--- BEGIN SUPPLIED DATA ---
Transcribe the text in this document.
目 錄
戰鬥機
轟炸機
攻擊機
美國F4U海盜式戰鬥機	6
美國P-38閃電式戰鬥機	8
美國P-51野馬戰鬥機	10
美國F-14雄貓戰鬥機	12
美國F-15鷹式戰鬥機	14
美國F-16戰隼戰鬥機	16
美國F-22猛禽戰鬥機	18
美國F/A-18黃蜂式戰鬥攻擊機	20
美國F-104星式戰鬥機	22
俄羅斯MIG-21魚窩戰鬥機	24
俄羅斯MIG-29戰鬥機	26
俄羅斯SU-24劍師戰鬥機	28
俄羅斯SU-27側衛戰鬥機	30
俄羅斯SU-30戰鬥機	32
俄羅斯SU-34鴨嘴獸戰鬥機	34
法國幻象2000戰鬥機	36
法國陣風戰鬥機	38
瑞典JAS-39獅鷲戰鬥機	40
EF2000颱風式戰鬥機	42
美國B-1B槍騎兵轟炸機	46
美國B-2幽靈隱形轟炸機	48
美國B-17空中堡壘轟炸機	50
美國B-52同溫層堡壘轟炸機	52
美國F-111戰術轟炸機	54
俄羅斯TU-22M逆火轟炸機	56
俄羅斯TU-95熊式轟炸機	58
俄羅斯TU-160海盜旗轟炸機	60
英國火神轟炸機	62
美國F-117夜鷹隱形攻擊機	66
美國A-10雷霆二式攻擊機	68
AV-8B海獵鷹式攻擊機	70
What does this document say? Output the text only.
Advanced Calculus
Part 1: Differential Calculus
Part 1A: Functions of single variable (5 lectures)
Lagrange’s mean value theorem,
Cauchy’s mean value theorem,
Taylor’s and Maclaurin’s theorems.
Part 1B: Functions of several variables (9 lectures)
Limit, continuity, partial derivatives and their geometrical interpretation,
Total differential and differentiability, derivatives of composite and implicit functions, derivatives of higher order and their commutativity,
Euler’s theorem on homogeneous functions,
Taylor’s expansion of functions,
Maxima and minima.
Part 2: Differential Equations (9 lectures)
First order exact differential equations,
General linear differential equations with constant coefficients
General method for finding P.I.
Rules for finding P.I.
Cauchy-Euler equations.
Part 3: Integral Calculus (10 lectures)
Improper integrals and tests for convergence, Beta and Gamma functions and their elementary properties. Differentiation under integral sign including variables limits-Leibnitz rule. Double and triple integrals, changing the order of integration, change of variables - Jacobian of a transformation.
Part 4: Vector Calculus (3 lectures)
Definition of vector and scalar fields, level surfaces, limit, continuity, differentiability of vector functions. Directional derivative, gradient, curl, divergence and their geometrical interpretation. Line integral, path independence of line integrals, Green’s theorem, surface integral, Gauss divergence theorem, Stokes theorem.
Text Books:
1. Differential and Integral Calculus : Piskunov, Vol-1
--- END SUPPLIED DATA ---
## TO DO
Repeat exactly, and only, the lines from the line containing "What does this" through the last line of the records above, both included.

## THE ANSWER
What does this document say? Output the text only.
Advanced Calculus
Part 1: Differential Calculus
Part 1A: Functions of single variable (5 lectures)
Lagrange’s mean value theorem,
Cauchy’s mean value theorem,
Taylor’s and Maclaurin’s theorems.
Part 1B: Functions of several variables (9 lectures)
Limit, continuity, partial derivatives and their geometrical interpretation,
Total differential and differentiability, derivatives of composite and implicit functions, derivatives of higher order and their commutativity,
Euler’s theorem on homogeneous functions,
Taylor’s expansion of functions,
Maxima and minima.
Part 2: Differential Equations (9 lectures)
First order exact differential equations,
General linear differential equations with constant coefficients
General method for finding P.I.
Rules for finding P.I.
Cauchy-Euler equations.
Part 3: Integral Calculus (10 lectures)
Improper integrals and tests for convergence, Beta and Gamma functions and their elementary properties. Differentiation under integral sign including variables limits-Leibnitz rule. Double and triple integrals, changing the order of integration, change of variables - Jacobian of a transformation.
Part 4: Vector Calculus (3 lectures)
Definition of vector and scalar fields, level surfaces, limit, continuity, differentiability of vector functions. Directional derivative, gradient, curl, divergence and their geometrical interpretation. Line integral, path independence of line integrals, Green’s theorem, surface integral, Gauss divergence theorem, Stokes theorem.
Text Books:
1. Differential and Integral Calculus : Piskunov, Vol-1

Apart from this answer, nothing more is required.